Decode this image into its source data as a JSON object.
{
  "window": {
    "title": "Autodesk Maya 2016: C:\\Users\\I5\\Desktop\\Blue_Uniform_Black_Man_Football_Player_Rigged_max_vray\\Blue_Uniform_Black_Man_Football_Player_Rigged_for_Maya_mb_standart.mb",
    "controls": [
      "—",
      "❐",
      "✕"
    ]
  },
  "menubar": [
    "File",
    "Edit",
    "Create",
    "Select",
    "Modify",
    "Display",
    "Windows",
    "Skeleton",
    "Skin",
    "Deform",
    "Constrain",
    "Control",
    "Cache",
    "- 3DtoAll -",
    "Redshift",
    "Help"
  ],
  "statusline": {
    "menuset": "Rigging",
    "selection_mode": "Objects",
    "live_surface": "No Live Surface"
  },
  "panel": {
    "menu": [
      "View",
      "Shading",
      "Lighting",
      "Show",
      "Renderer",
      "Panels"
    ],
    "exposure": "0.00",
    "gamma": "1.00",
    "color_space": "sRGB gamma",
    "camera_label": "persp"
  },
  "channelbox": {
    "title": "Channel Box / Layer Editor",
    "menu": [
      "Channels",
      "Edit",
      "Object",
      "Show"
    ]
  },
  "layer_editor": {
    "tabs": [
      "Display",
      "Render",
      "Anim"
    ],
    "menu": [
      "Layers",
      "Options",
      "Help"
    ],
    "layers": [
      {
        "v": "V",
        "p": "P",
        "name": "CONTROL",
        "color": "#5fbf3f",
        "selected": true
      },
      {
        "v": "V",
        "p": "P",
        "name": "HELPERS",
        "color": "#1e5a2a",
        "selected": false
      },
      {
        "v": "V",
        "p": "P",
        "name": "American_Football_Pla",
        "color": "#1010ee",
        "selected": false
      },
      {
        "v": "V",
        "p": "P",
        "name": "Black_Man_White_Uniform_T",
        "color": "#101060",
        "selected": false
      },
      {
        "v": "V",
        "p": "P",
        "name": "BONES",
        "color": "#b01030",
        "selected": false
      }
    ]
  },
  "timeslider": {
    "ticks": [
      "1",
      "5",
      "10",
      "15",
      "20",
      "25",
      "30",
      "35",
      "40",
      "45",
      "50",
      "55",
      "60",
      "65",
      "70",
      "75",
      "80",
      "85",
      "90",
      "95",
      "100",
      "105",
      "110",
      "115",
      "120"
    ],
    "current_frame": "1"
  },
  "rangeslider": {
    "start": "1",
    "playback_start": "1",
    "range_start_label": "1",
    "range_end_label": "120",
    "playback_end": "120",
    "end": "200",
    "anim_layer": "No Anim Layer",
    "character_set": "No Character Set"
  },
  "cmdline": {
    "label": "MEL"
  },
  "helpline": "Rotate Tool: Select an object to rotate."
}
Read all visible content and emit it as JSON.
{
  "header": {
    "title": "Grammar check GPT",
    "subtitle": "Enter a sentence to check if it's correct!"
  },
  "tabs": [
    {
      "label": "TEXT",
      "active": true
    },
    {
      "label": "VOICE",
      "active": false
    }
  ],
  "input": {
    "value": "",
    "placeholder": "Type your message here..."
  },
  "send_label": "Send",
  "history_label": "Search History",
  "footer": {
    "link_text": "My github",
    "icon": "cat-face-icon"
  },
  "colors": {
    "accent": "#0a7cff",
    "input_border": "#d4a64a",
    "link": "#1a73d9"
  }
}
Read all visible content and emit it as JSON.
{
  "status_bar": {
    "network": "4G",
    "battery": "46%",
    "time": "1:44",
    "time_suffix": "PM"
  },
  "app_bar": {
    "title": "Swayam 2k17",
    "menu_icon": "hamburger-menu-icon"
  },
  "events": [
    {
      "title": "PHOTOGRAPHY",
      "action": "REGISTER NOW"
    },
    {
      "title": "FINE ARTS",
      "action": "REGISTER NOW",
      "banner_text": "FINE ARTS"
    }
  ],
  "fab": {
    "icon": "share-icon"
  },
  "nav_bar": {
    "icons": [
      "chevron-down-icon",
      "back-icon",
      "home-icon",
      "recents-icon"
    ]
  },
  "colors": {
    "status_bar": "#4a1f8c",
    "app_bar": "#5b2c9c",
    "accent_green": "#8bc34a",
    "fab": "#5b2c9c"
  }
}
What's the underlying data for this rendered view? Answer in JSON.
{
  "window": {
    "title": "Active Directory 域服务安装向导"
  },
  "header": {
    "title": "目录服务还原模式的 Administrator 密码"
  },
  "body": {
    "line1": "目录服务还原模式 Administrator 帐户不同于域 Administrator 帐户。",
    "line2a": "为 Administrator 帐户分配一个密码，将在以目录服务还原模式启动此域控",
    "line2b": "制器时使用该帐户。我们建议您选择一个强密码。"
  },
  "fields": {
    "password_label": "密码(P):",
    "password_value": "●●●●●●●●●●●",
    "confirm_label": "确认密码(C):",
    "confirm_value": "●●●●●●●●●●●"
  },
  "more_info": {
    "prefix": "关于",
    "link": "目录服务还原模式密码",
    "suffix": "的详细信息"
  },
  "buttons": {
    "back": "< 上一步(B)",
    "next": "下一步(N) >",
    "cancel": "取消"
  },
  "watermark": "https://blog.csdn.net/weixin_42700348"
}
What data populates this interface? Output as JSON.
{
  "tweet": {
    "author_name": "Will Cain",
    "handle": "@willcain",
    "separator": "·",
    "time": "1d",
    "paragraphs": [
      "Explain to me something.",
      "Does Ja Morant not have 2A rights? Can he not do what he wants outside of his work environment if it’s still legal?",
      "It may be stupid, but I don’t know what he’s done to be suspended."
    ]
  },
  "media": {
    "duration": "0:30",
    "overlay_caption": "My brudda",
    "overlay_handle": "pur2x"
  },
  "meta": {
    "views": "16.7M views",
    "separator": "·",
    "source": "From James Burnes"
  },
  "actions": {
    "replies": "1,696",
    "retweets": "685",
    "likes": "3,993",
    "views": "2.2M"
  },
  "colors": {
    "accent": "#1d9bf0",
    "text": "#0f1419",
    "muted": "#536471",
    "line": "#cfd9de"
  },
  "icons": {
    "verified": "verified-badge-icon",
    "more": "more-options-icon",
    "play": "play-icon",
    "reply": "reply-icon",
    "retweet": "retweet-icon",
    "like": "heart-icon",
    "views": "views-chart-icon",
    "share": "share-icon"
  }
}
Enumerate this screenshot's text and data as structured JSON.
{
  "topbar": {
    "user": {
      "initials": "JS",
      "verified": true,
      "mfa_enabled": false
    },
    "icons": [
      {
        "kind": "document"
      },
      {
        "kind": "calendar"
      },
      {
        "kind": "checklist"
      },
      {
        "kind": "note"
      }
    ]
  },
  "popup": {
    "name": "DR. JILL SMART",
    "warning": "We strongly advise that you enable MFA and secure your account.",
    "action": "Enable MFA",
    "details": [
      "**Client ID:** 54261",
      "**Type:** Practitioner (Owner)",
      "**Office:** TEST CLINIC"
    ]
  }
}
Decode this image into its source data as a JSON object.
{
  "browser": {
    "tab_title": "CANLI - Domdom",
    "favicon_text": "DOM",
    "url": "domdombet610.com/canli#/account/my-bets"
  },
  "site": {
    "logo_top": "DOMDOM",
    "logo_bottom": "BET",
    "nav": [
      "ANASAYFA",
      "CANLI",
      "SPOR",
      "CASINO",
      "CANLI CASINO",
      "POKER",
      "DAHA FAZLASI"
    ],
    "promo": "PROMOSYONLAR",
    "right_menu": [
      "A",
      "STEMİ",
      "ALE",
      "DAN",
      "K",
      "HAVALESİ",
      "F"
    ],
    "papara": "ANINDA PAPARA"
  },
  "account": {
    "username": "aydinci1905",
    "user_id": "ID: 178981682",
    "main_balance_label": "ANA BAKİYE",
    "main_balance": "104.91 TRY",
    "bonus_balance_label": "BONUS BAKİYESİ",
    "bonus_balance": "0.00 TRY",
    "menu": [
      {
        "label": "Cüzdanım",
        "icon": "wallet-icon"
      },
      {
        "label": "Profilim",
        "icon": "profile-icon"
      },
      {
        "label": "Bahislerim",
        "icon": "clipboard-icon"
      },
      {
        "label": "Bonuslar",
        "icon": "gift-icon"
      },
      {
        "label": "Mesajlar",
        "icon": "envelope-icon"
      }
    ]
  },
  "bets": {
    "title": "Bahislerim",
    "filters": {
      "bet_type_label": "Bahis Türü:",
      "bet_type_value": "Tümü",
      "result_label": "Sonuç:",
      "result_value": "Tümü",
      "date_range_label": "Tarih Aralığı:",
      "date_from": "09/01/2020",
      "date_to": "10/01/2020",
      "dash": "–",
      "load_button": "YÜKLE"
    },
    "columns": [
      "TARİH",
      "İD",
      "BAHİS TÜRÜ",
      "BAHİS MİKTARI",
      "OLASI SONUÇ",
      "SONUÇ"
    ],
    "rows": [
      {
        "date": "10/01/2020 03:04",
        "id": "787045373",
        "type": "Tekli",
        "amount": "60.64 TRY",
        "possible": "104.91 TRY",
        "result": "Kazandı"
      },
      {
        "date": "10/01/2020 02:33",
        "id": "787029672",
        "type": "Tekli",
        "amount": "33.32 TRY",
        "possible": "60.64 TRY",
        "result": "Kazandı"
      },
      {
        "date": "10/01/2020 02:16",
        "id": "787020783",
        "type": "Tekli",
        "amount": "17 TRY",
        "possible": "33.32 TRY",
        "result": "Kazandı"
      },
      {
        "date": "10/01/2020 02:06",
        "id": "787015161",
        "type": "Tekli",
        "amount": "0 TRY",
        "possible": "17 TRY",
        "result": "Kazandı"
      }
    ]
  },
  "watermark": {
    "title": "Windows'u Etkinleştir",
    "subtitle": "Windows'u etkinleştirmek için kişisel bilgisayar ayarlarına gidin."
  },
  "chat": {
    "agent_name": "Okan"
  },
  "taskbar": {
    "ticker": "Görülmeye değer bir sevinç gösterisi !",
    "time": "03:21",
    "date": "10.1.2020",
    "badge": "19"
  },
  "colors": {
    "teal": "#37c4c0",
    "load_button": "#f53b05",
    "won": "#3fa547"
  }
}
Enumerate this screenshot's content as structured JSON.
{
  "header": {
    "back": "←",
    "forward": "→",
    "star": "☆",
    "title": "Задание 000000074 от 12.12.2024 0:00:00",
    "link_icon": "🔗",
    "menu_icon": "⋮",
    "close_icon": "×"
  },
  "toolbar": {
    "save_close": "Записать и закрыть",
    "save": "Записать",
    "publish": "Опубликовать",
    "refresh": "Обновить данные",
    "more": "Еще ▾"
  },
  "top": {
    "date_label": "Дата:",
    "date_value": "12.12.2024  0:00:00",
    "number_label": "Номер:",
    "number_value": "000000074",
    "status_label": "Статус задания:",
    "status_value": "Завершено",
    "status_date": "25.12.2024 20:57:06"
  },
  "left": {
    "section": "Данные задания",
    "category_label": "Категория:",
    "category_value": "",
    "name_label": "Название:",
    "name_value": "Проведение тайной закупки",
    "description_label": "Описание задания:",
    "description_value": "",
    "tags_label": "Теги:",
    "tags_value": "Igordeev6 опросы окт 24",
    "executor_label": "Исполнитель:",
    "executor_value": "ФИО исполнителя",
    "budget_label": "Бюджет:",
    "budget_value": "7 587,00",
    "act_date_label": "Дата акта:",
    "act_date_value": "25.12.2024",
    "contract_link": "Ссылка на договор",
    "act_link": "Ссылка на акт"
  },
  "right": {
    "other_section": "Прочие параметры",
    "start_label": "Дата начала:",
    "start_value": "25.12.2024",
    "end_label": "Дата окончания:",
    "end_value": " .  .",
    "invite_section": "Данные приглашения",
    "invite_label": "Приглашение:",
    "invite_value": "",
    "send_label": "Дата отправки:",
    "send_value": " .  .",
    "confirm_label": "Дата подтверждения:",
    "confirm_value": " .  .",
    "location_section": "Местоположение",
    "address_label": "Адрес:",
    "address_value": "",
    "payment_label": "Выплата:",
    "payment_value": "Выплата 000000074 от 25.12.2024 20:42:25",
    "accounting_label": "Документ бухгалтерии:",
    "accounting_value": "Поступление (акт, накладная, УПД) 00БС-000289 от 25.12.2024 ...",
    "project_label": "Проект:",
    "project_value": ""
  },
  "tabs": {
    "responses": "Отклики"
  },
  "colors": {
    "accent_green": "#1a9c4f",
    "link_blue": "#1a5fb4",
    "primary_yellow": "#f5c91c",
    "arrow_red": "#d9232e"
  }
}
────
» **SET EXERCISE**
Using the records above, copy every line that has the word "Windows" in it.

» **RESPONSE**
    "Windows",
    "title": "Windows'u Etkinleştir",
    "subtitle": "Windows'u etkinleştirmek için kişisel bilgisayar ayarlarına gidin."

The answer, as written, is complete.